• _OBJECTIVE_: Every record that follows should be printed verbatim.

• _EXERCISE MATERIAL_:
>>>>>
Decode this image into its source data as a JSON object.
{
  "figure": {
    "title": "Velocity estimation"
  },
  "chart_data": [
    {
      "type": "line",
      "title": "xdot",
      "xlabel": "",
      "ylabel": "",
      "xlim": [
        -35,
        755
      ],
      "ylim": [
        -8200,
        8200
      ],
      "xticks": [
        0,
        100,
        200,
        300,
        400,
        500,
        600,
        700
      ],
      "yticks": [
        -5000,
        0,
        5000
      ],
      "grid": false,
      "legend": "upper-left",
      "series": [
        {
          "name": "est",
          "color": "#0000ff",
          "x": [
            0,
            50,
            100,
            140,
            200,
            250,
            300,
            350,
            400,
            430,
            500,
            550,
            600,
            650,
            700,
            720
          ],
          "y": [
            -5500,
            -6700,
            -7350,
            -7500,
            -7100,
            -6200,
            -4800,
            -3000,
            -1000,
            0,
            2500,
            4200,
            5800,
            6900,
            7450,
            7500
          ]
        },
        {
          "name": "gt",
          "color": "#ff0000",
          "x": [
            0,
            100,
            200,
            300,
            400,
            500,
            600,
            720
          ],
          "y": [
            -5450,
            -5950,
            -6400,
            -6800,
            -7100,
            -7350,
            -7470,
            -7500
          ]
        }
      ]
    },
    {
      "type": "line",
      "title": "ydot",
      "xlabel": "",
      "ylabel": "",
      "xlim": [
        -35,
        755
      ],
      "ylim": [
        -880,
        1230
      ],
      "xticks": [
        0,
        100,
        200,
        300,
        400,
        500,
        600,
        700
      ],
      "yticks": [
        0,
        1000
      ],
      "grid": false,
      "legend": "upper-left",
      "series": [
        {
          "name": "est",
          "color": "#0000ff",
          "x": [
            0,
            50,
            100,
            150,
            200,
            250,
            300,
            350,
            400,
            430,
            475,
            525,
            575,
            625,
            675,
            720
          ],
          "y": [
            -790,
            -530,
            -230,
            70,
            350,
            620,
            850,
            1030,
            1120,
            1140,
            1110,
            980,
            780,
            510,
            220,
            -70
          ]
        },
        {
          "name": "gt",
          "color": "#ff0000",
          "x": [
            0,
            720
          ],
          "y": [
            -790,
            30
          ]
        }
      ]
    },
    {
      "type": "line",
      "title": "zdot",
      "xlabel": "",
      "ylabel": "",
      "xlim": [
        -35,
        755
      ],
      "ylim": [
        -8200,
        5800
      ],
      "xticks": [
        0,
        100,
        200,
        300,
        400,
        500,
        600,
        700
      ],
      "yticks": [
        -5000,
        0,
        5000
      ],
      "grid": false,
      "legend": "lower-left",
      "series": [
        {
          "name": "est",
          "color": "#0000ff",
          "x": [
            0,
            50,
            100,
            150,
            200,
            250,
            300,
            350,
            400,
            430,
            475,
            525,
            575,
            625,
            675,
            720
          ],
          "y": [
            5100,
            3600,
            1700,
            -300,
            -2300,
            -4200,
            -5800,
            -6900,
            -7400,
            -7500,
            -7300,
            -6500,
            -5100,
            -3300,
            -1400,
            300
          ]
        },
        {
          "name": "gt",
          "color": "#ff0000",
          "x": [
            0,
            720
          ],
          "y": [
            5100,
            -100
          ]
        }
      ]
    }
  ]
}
<<<<<
• _FULL OUTPUT_:
Decode this image into its source data as a JSON object.
{
  "figure": {
    "title": "Velocity estimation"
  },
  "chart_data": [
    {
      "type": "line",
      "title": "xdot",
      "xlabel": "",
      "ylabel": "",
      "xlim": [
        -35,
        755
      ],
      "ylim": [
        -8200,
        8200
      ],
      "xticks": [
        0,
        100,
        200,
        300,
        400,
        500,
        600,
        700
      ],
      "yticks": [
        -5000,
        0,
        5000
      ],
      "grid": false,
      "legend": "upper-left",
      "series": [
        {
          "name": "est",
          "color": "#0000ff",
          "x": [
            0,
            50,
            100,
            140,
            200,
            250,
            300,
            350,
            400,
            430,
            500,
            550,
            600,
            650,
            700,
            720
          ],
          "y": [
            -5500,
            -6700,
            -7350,
            -7500,
            -7100,
            -6200,
            -4800,
            -3000,
            -1000,
            0,
            2500,
            4200,
            5800,
            6900,
            7450,
            7500
          ]
        },
        {
          "name": "gt",
          "color": "#ff0000",
          "x": [
            0,
            100,
            200,
            300,
            400,
            500,
            600,
            720
          ],
          "y": [
            -5450,
            -5950,
            -6400,
            -6800,
            -7100,
            -7350,
            -7470,
            -7500
          ]
        }
      ]
    },
    {
      "type": "line",
      "title": "ydot",
      "xlabel": "",
      "ylabel": "",
      "xlim": [
        -35,
        755
      ],
      "ylim": [
        -880,
        1230
      ],
      "xticks": [
        0,
        100,
        200,
        300,
        400,
        500,
        600,
        700
      ],
      "yticks": [
        0,
        1000
      ],
      "grid": false,
      "legend": "upper-left",
      "series": [
        {
          "name": "est",
          "color": "#0000ff",
          "x": [
            0,
            50,
            100,
            150,
            200,
            250,
            300,
            350,
            400,
            430,
            475,
            525,
            575,
            625,
            675,
            720
          ],
          "y": [
            -790,
            -530,
            -230,
            70,
            350,
            620,
            850,
            1030,
            1120,
            1140,
            1110,
            980,
            780,
            510,
            220,
            -70
          ]
        },
        {
          "name": "gt",
          "color": "#ff0000",
          "x": [
            0,
            720
          ],
          "y": [
            -790,
            30
          ]
        }
      ]
    },
    {
      "type": "line",
      "title": "zdot",
      "xlabel": "",
      "ylabel": "",
      "xlim": [
        -35,
        755
      ],
      "ylim": [
        -8200,
        5800
      ],
      "xticks": [
        0,
        100,
        200,
        300,
        400,
        500,
        600,
        700
      ],
      "yticks": [
        -5000,
        0,
        5000
      ],
      "grid": false,
      "legend": "lower-left",
      "series": [
        {
          "name": "est",
          "color": "#0000ff",
          "x": [
            0,
            50,
            100,
            150,
            200,
            250,
            300,
            350,
            400,
            430,
            475,
            525,
            575,
            625,
            675,
            720
          ],
          "y": [
            5100,
            3600,
            1700,
            -300,
            -2300,
            -4200,
            -5800,
            -6900,
            -7400,
            -7500,
            -7300,
            -6500,
            -5100,
            -3300,
            -1400,
            300
          ]
        },
        {
          "name": "gt",
          "color": "#ff0000",
          "x": [
            0,
            720
          ],
          "y": [
            5100,
            -100
          ]
        }
      ]
    }
  ]
}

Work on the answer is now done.